A block of data
● ● ● ● ●

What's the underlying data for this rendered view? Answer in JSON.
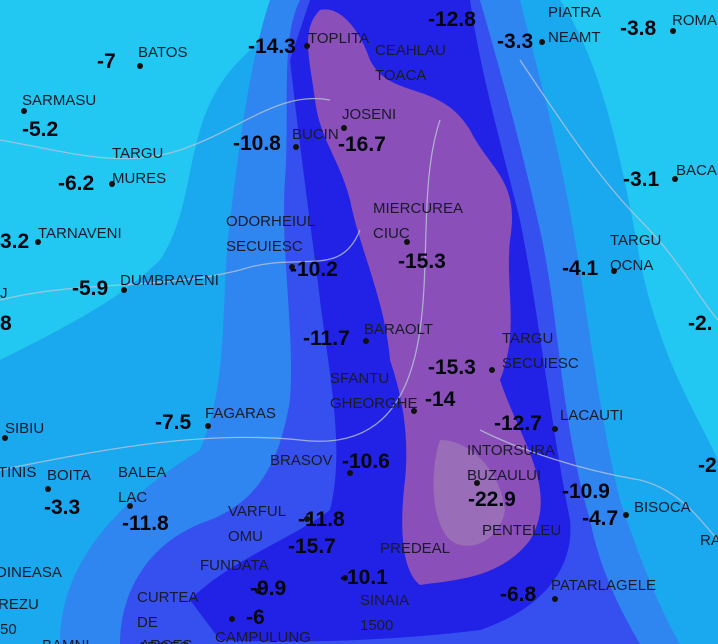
{
  "stations": [
    {
      "name": [
        "BATOS"
      ],
      "value": -7
    },
    {
      "name": [
        "TOPLITA"
      ],
      "value": -14.3
    },
    {
      "name": [
        "CEAHLAU",
        "TOACA"
      ]
    },
    {
      "name": [
        "PIATRA",
        "NEAMT"
      ],
      "value": -3.3
    },
    {
      "name": [
        "ROMA"
      ],
      "value": -3.8
    },
    {
      "name": [
        "SARMASU"
      ],
      "value": -5.2
    },
    {
      "name": [
        "JOSENI"
      ],
      "value": -16.7
    },
    {
      "name": [
        "BUCIN"
      ],
      "value": -10.8
    },
    {
      "name": [
        "TARGU",
        "MURES"
      ],
      "value": -6.2
    },
    {
      "name": [
        "BACA"
      ],
      "value": -3.1
    },
    {
      "name": [
        "MIERCUREA",
        "CIUC"
      ],
      "value": -15.3
    },
    {
      "name": [
        "ODORHEIUL",
        "SECUIESC"
      ],
      "value": -10.2
    },
    {
      "name": [
        "TARNAVENI"
      ],
      "value": "3.2"
    },
    {
      "name": [
        "TARGU",
        "OCNA"
      ],
      "value": -4.1
    },
    {
      "name": [
        "DUMBRAVENI"
      ],
      "value": -5.9
    },
    {
      "name": [
        "BARAOLT"
      ],
      "value": -11.7
    },
    {
      "name": [
        "TARGU",
        "SECUIESC"
      ],
      "value": -15.3
    },
    {
      "name": [
        "SFANTU",
        "GHEORGHE"
      ],
      "value": -14
    },
    {
      "name": [
        "FAGARAS"
      ],
      "value": -7.5
    },
    {
      "name": [
        "SIBIU"
      ]
    },
    {
      "name": [
        "LACAUTI"
      ],
      "value": -12.7
    },
    {
      "name": [
        "INTORSURA",
        "BUZAULUI"
      ],
      "value": -22.9
    },
    {
      "name": [
        "BRASOV"
      ],
      "value": -10.6
    },
    {
      "name": [
        "BOITA"
      ],
      "value": -3.3
    },
    {
      "name": [
        "BALEA",
        "LAC"
      ],
      "value": -11.8
    },
    {
      "name": [
        "BISOCA"
      ],
      "value": -4.7
    },
    {
      "name": [
        "VARFUL",
        "OMU"
      ],
      "value": -11.8
    },
    {
      "name": [
        "PREDEAL"
      ]
    },
    {
      "name": [
        "SINAIA",
        "1500"
      ],
      "value": -10.1
    },
    {
      "name": [
        "PENTELEU"
      ]
    },
    {
      "name": [
        "FUNDATA"
      ],
      "value": -9.9
    },
    {
      "name": [
        "PATARLAGELE"
      ],
      "value": -6.8
    },
    {
      "name": [
        "CURTEA",
        "DE",
        "ARGES"
      ]
    },
    {
      "name": [
        "CAMPULUNG"
      ],
      "value": -6
    }
  ],
  "readings": [
    {
      "value": -12.8
    },
    {
      "value": -10.9
    },
    {
      "value": -15.7
    }
  ],
  "fragments": [
    "J",
    "8",
    "-2.",
    "-2",
    "TINIS",
    "DINEASA",
    "REZU",
    "50",
    "RA",
    "BAMNI",
    "ARGES"
  ]
}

● ● ● ● ●

Every line above should be returned word for word, with the pictures left behind.

What's the underlying data for this rendered view? Answer in JSON.
{
  "stations": [
    {
      "name": [
        "BATOS"
      ],
      "value": -7
    },
    {
      "name": [
        "TOPLITA"
      ],
      "value": -14.3
    },
    {
      "name": [
        "CEAHLAU",
        "TOACA"
      ]
    },
    {
      "name": [
        "PIATRA",
        "NEAMT"
      ],
      "value": -3.3
    },
    {
      "name": [
        "ROMA"
      ],
      "value": -3.8
    },
    {
      "name": [
        "SARMASU"
      ],
      "value": -5.2
    },
    {
      "name": [
        "JOSENI"
      ],
      "value": -16.7
    },
    {
      "name": [
        "BUCIN"
      ],
      "value": -10.8
    },
    {
      "name": [
        "TARGU",
        "MURES"
      ],
      "value": -6.2
    },
    {
      "name": [
        "BACA"
      ],
      "value": -3.1
    },
    {
      "name": [
        "MIERCUREA",
        "CIUC"
      ],
      "value": -15.3
    },
    {
      "name": [
        "ODORHEIUL",
        "SECUIESC"
      ],
      "value": -10.2
    },
    {
      "name": [
        "TARNAVENI"
      ],
      "value": "3.2"
    },
    {
      "name": [
        "TARGU",
        "OCNA"
      ],
      "value": -4.1
    },
    {
      "name": [
        "DUMBRAVENI"
      ],
      "value": -5.9
    },
    {
      "name": [
        "BARAOLT"
      ],
      "value": -11.7
    },
    {
      "name": [
        "TARGU",
        "SECUIESC"
      ],
      "value": -15.3
    },
    {
      "name": [
        "SFANTU",
        "GHEORGHE"
      ],
      "value": -14
    },
    {
      "name": [
        "FAGARAS"
      ],
      "value": -7.5
    },
    {
      "name": [
        "SIBIU"
      ]
    },
    {
      "name": [
        "LACAUTI"
      ],
      "value": -12.7
    },
    {
      "name": [
        "INTORSURA",
        "BUZAULUI"
      ],
      "value": -22.9
    },
    {
      "name": [
        "BRASOV"
      ],
      "value": -10.6
    },
    {
      "name": [
        "BOITA"
      ],
      "value": -3.3
    },
    {
      "name": [
        "BALEA",
        "LAC"
      ],
      "value": -11.8
    },
    {
      "name": [
        "BISOCA"
      ],
      "value": -4.7
    },
    {
      "name": [
        "VARFUL",
        "OMU"
      ],
      "value": -11.8
    },
    {
      "name": [
        "PREDEAL"
      ]
    },
    {
      "name": [
        "SINAIA",
        "1500"
      ],
      "value": -10.1
    },
    {
      "name": [
        "PENTELEU"
      ]
    },
    {
      "name": [
        "FUNDATA"
      ],
      "value": -9.9
    },
    {
      "name": [
        "PATARLAGELE"
      ],
      "value": -6.8
    },
    {
      "name": [
        "CURTEA",
        "DE",
        "ARGES"
      ]
    },
    {
      "name": [
        "CAMPULUNG"
      ],
      "value": -6
    }
  ],
  "readings": [
    {
      "value": -12.8
    },
    {
      "value": -10.9
    },
    {
      "value": -15.7
    }
  ],
  "fragments": [
    "J",
    "8",
    "-2.",
    "-2",
    "TINIS",
    "DINEASA",
    "REZU",
    "50",
    "RA",
    "BAMNI",
    "ARGES"
  ]
}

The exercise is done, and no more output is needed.